What is needed:
All lines holding the string "Noonuccal" are to be shown.

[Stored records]

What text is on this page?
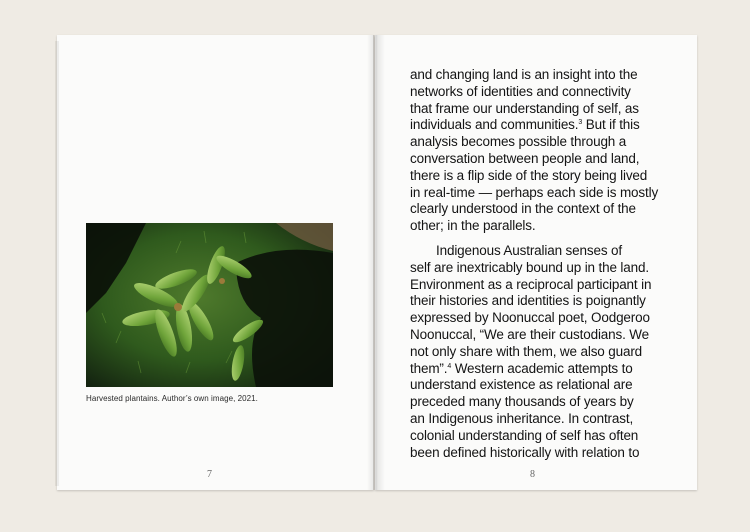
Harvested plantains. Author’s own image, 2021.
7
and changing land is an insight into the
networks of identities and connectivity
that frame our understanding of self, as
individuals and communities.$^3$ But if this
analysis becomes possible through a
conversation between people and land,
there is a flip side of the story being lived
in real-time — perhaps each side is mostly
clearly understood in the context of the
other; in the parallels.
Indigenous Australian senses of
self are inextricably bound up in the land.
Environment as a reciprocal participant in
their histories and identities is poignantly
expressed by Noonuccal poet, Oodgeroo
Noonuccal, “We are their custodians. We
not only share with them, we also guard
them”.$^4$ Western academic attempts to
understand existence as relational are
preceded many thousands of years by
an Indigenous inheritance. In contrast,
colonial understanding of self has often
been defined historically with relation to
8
* * *
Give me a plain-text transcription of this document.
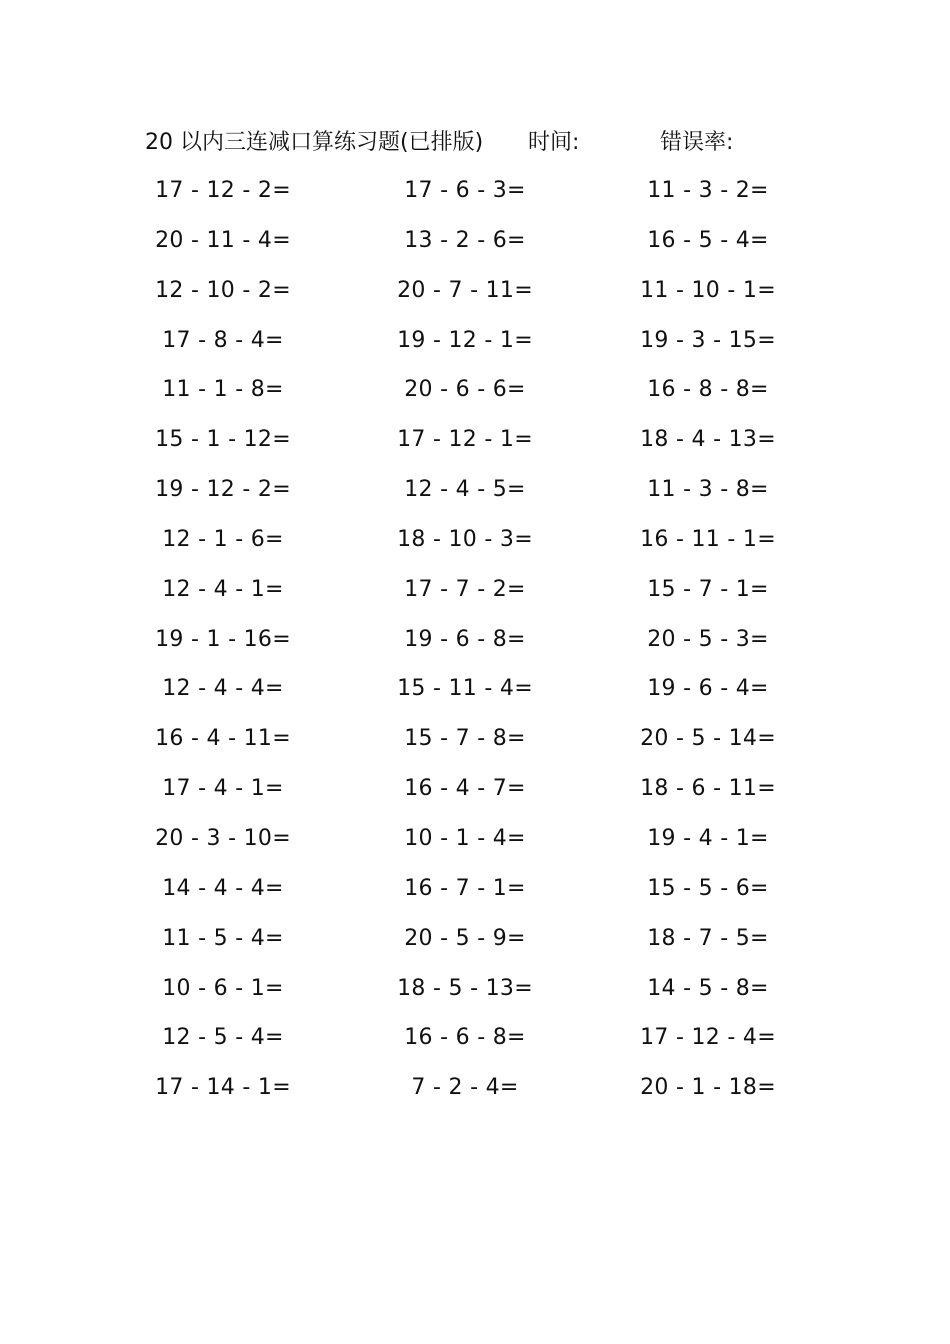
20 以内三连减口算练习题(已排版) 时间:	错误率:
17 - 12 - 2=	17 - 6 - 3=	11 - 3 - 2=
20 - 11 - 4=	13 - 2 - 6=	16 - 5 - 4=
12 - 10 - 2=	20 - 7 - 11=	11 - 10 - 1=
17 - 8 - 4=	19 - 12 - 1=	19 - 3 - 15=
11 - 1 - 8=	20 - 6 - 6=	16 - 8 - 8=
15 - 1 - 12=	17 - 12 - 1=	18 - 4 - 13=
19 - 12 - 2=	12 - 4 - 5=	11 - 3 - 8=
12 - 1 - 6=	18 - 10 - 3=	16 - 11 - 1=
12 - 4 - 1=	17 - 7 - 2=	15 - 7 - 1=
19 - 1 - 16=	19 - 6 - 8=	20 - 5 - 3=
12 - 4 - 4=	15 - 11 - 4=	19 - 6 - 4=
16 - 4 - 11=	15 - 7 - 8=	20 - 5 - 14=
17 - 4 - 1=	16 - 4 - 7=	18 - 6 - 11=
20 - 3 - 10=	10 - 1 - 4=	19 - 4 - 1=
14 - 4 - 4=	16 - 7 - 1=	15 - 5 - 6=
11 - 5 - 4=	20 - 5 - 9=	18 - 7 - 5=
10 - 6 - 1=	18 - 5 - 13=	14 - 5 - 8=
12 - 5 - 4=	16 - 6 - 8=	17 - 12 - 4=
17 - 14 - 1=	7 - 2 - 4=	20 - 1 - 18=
...
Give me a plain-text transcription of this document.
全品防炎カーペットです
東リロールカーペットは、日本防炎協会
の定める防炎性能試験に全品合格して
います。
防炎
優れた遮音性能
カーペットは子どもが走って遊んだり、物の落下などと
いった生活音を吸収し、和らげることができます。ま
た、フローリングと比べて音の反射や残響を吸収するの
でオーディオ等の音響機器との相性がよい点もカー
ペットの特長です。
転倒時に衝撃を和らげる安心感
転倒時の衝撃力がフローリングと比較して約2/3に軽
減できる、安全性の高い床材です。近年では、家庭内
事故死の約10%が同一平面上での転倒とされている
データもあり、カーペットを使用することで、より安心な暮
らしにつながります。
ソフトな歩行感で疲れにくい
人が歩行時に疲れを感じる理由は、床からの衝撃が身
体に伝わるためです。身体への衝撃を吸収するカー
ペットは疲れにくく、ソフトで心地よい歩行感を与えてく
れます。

Result of this task:
expressed by Noonuccal poet, Oodgeroo
Noonuccal, “We are their custodians. We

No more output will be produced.